WORK TO COMPLETE
Repeat all the records exactly, omitting pictures.

________________________________________

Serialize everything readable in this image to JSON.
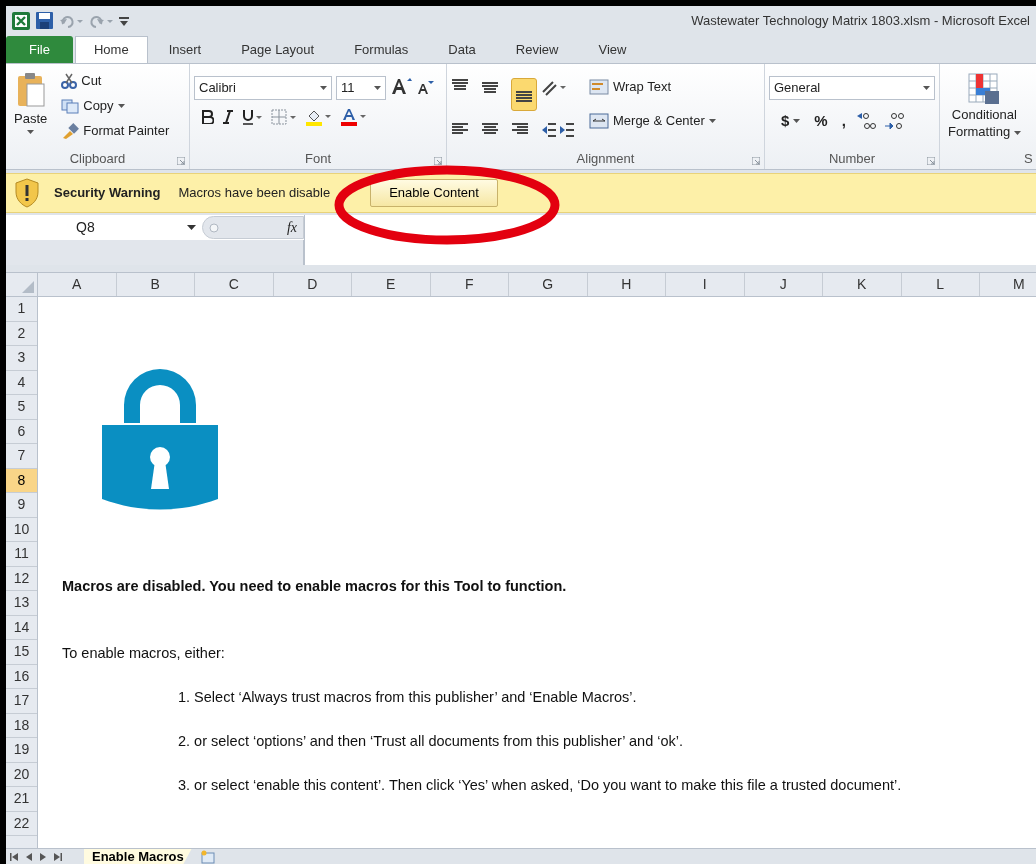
{
  "window": {
    "title": "Wastewater Technology Matrix 1803.xlsm  -  Microsoft Excel"
  },
  "tabs": [
    {
      "label": "File",
      "kind": "file",
      "selected": false
    },
    {
      "label": "Home",
      "kind": "tab",
      "selected": true
    },
    {
      "label": "Insert",
      "kind": "tab",
      "selected": false
    },
    {
      "label": "Page Layout",
      "kind": "tab",
      "selected": false
    },
    {
      "label": "Formulas",
      "kind": "tab",
      "selected": false
    },
    {
      "label": "Data",
      "kind": "tab",
      "selected": false
    },
    {
      "label": "Review",
      "kind": "tab",
      "selected": false
    },
    {
      "label": "View",
      "kind": "tab",
      "selected": false
    }
  ],
  "ribbon": {
    "clipboard": {
      "label": "Clipboard",
      "paste": "Paste",
      "cut": "Cut",
      "copy": "Copy",
      "format_painter": "Format Painter"
    },
    "font": {
      "label": "Font",
      "font_name": "Calibri",
      "font_size": "11"
    },
    "alignment": {
      "label": "Alignment",
      "wrap_text": "Wrap Text",
      "merge_center": "Merge & Center",
      "bottom_align_selected": true
    },
    "number": {
      "label": "Number",
      "format": "General",
      "currency": "$",
      "percent": "%",
      "comma": ","
    },
    "styles": {
      "label": "S",
      "conditional_formatting": [
        "Conditional",
        "Formatting"
      ]
    }
  },
  "security_warning": {
    "title": "Security Warning",
    "message": "Macros have been disable",
    "button": "Enable Content"
  },
  "formula_bar": {
    "name_box": "Q8",
    "function_label": "fx"
  },
  "columns": [
    "A",
    "B",
    "C",
    "D",
    "E",
    "F",
    "G",
    "H",
    "I",
    "J",
    "K",
    "L",
    "M"
  ],
  "rows": [
    {
      "label": "1",
      "selected": false
    },
    {
      "label": "2",
      "selected": false
    },
    {
      "label": "3",
      "selected": false
    },
    {
      "label": "4",
      "selected": false
    },
    {
      "label": "5",
      "selected": false
    },
    {
      "label": "6",
      "selected": false
    },
    {
      "label": "7",
      "selected": false
    },
    {
      "label": "8",
      "selected": true
    },
    {
      "label": "9",
      "selected": false
    },
    {
      "label": "10",
      "selected": false
    },
    {
      "label": "11",
      "selected": false
    },
    {
      "label": "12",
      "selected": false
    },
    {
      "label": "13",
      "selected": false
    },
    {
      "label": "14",
      "selected": false
    },
    {
      "label": "15",
      "selected": false
    },
    {
      "label": "16",
      "selected": false
    },
    {
      "label": "17",
      "selected": false
    },
    {
      "label": "18",
      "selected": false
    },
    {
      "label": "19",
      "selected": false
    },
    {
      "label": "20",
      "selected": false
    },
    {
      "label": "21",
      "selected": false
    },
    {
      "label": "22",
      "selected": false
    }
  ],
  "sheet_content": {
    "heading": "Macros are disabled. You need to enable macros for this Tool to function.",
    "intro": "To enable macros, either:",
    "steps": [
      "1. Select ‘Always trust macros from this publisher’ and ‘Enable Macros’.",
      "2. or select ‘options’ and then ‘Trust all documents from this publisher’ and ‘ok’.",
      "3. or select ‘enable this content’. Then click ‘Yes’ when asked, ‘Do you want to make this file a trusted document’."
    ]
  },
  "sheet_tabs": [
    {
      "label": "Enable Macros",
      "selected": true
    }
  ]
}
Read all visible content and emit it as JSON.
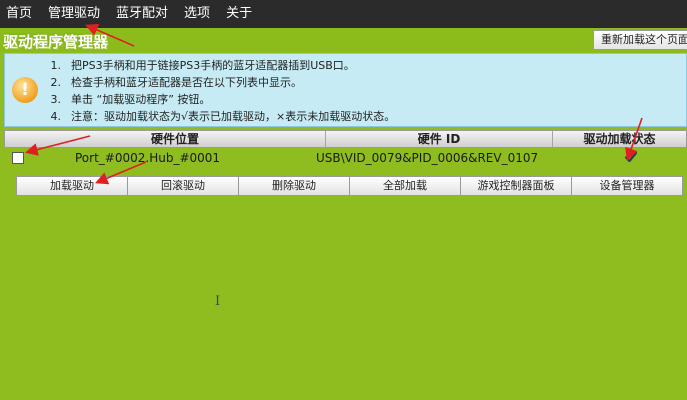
{
  "menubar": {
    "items": [
      "首页",
      "管理驱动",
      "蓝牙配对",
      "选项",
      "关于"
    ]
  },
  "app": {
    "title": "驱动程序管理器",
    "reload_button": "重新加载这个页面"
  },
  "info": {
    "icon": "warning-icon",
    "lines": [
      {
        "num": "1.",
        "text": "把PS3手柄和用于链接PS3手柄的蓝牙适配器插到USB口。"
      },
      {
        "num": "2.",
        "text": "检查手柄和蓝牙适配器是否在以下列表中显示。"
      },
      {
        "num": "3.",
        "text": "单击 “加载驱动程序” 按钮。"
      },
      {
        "num": "4.",
        "text": "注意：驱动加载状态为√表示已加载驱动，×表示未加载驱动状态。"
      }
    ]
  },
  "table": {
    "columns": [
      "硬件位置",
      "硬件 ID",
      "驱动加载状态"
    ],
    "rows": [
      {
        "checked": false,
        "location": "Port_#0002.Hub_#0001",
        "hardware_id": "USB\\VID_0079&PID_0006&REV_0107",
        "status": "loaded"
      }
    ]
  },
  "buttons": [
    "加载驱动",
    "回滚驱动",
    "删除驱动",
    "全部加载",
    "游戏控制器面板",
    "设备管理器"
  ],
  "colors": {
    "background": "#8fbd1f",
    "menubar": "#2b2b2b",
    "info_panel": "#c6ebf4",
    "annotation_arrow": "#e02020"
  }
}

________________________________________

ANSWER FOR THE TASK
Serialize everything readable in this image to JSON.
{
  "window": {
    "title": "Wastewater Technology Matrix 1803.xlsm  -  Microsoft Excel"
  },
  "tabs": [
    {
      "label": "File",
      "kind": "file",
      "selected": false
    },
    {
      "label": "Home",
      "kind": "tab",
      "selected": true
    },
    {
      "label": "Insert",
      "kind": "tab",
      "selected": false
    },
    {
      "label": "Page Layout",
      "kind": "tab",
      "selected": false
    },
    {
      "label": "Formulas",
      "kind": "tab",
      "selected": false
    },
    {
      "label": "Data",
      "kind": "tab",
      "selected": false
    },
    {
      "label": "Review",
      "kind": "tab",
      "selected": false
    },
    {
      "label": "View",
      "kind": "tab",
      "selected": false
    }
  ],
  "ribbon": {
    "clipboard": {
      "label": "Clipboard",
      "paste": "Paste",
      "cut": "Cut",
      "copy": "Copy",
      "format_painter": "Format Painter"
    },
    "font": {
      "label": "Font",
      "font_name": "Calibri",
      "font_size": "11"
    },
    "alignment": {
      "label": "Alignment",
      "wrap_text": "Wrap Text",
      "merge_center": "Merge & Center",
      "bottom_align_selected": true
    },
    "number": {
      "label": "Number",
      "format": "General",
      "currency": "$",
      "percent": "%",
      "comma": ","
    },
    "styles": {
      "label": "S",
      "conditional_formatting": [
        "Conditional",
        "Formatting"
      ]
    }
  },
  "security_warning": {
    "title": "Security Warning",
    "message": "Macros have been disable",
    "button": "Enable Content"
  },
  "formula_bar": {
    "name_box": "Q8",
    "function_label": "fx"
  },
  "columns": [
    "A",
    "B",
    "C",
    "D",
    "E",
    "F",
    "G",
    "H",
    "I",
    "J",
    "K",
    "L",
    "M"
  ],
  "rows": [
    {
      "label": "1",
      "selected": false
    },
    {
      "label": "2",
      "selected": false
    },
    {
      "label": "3",
      "selected": false
    },
    {
      "label": "4",
      "selected": false
    },
    {
      "label": "5",
      "selected": false
    },
    {
      "label": "6",
      "selected": false
    },
    {
      "label": "7",
      "selected": false
    },
    {
      "label": "8",
      "selected": true
    },
    {
      "label": "9",
      "selected": false
    },
    {
      "label": "10",
      "selected": false
    },
    {
      "label": "11",
      "selected": false
    },
    {
      "label": "12",
      "selected": false
    },
    {
      "label": "13",
      "selected": false
    },
    {
      "label": "14",
      "selected": false
    },
    {
      "label": "15",
      "selected": false
    },
    {
      "label": "16",
      "selected": false
    },
    {
      "label": "17",
      "selected": false
    },
    {
      "label": "18",
      "selected": false
    },
    {
      "label": "19",
      "selected": false
    },
    {
      "label": "20",
      "selected": false
    },
    {
      "label": "21",
      "selected": false
    },
    {
      "label": "22",
      "selected": false
    }
  ],
  "sheet_content": {
    "heading": "Macros are disabled. You need to enable macros for this Tool to function.",
    "intro": "To enable macros, either:",
    "steps": [
      "1. Select ‘Always trust macros from this publisher’ and ‘Enable Macros’.",
      "2. or select ‘options’ and then ‘Trust all documents from this publisher’ and ‘ok’.",
      "3. or select ‘enable this content’. Then click ‘Yes’ when asked, ‘Do you want to make this file a trusted document’."
    ]
  },
  "sheet_tabs": [
    {
      "label": "Enable Macros",
      "selected": true
    }
  ]
}
Read all visible content and emit it as JSON.
{
  "menubar": {
    "items": [
      "首页",
      "管理驱动",
      "蓝牙配对",
      "选项",
      "关于"
    ]
  },
  "app": {
    "title": "驱动程序管理器",
    "reload_button": "重新加载这个页面"
  },
  "info": {
    "icon": "warning-icon",
    "lines": [
      {
        "num": "1.",
        "text": "把PS3手柄和用于链接PS3手柄的蓝牙适配器插到USB口。"
      },
      {
        "num": "2.",
        "text": "检查手柄和蓝牙适配器是否在以下列表中显示。"
      },
      {
        "num": "3.",
        "text": "单击 “加载驱动程序” 按钮。"
      },
      {
        "num": "4.",
        "text": "注意：驱动加载状态为√表示已加载驱动，×表示未加载驱动状态。"
      }
    ]
  },
  "table": {
    "columns": [
      "硬件位置",
      "硬件 ID",
      "驱动加载状态"
    ],
    "rows": [
      {
        "checked": false,
        "location": "Port_#0002.Hub_#0001",
        "hardware_id": "USB\\VID_0079&PID_0006&REV_0107",
        "status": "loaded"
      }
    ]
  },
  "buttons": [
    "加载驱动",
    "回滚驱动",
    "删除驱动",
    "全部加载",
    "游戏控制器面板",
    "设备管理器"
  ],
  "colors": {
    "background": "#8fbd1f",
    "menubar": "#2b2b2b",
    "info_panel": "#c6ebf4",
    "annotation_arrow": "#e02020"
  }
}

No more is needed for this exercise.